Aim of the task. Please work out how many lines in the records below include the word "overheden", and reply with that number only.

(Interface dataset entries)
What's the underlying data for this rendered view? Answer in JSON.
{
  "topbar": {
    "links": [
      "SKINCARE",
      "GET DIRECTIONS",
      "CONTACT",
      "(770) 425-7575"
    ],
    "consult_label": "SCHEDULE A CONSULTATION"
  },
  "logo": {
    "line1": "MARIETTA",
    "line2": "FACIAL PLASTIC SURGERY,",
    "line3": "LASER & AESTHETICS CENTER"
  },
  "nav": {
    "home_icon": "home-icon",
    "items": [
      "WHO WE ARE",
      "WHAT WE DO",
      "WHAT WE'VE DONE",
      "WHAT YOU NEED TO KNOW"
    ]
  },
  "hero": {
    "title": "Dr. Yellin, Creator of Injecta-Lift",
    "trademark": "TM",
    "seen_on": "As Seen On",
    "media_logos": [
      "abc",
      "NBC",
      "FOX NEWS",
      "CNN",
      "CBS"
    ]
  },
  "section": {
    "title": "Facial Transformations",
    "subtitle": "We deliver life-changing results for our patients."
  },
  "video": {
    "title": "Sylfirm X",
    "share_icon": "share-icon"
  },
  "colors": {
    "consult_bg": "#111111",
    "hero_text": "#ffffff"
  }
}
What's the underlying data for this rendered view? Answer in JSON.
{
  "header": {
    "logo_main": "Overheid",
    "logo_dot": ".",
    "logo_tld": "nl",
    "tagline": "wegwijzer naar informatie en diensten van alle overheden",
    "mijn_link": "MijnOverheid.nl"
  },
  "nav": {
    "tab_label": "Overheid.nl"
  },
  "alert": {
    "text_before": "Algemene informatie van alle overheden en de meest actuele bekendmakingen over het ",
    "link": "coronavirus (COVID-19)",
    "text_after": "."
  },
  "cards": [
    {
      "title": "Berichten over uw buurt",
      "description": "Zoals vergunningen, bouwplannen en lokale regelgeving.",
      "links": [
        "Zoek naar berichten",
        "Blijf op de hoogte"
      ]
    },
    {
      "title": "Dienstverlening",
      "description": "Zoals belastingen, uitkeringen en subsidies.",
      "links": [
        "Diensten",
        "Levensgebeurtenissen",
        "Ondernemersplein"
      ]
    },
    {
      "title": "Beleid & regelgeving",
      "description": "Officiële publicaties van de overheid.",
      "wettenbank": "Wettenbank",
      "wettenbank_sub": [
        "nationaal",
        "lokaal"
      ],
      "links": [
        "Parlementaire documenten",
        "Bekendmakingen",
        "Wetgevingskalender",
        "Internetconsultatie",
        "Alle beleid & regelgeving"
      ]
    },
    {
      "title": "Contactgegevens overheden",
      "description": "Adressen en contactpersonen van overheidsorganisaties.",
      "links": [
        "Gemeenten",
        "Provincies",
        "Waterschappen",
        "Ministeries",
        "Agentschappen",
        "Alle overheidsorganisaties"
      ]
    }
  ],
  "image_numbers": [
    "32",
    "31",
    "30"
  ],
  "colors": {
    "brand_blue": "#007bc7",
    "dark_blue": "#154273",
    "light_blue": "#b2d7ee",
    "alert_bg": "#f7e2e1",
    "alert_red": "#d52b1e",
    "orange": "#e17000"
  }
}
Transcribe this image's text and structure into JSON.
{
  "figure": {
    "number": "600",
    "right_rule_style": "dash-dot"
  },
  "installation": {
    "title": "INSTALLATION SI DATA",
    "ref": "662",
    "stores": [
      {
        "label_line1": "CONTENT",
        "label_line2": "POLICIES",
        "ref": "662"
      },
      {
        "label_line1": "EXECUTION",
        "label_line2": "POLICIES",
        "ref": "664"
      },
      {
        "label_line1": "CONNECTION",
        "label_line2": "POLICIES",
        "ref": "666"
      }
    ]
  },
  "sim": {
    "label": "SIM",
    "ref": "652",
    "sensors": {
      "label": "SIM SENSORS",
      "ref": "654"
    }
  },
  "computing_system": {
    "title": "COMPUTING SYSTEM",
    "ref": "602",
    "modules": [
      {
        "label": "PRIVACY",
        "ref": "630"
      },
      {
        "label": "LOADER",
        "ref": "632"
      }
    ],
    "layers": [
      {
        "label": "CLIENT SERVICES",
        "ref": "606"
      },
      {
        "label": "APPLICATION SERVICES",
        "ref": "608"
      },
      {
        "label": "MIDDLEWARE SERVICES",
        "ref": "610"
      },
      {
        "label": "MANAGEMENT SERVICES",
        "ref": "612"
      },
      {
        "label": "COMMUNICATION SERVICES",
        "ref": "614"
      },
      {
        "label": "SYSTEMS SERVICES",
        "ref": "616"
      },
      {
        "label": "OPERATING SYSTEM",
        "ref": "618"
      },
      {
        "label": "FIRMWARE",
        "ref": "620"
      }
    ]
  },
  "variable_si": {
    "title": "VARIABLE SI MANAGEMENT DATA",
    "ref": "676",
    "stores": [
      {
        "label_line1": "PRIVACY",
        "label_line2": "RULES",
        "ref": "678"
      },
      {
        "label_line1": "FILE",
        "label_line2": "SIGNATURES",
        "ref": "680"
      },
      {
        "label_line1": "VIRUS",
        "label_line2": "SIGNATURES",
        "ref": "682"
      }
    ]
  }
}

Written answer. 3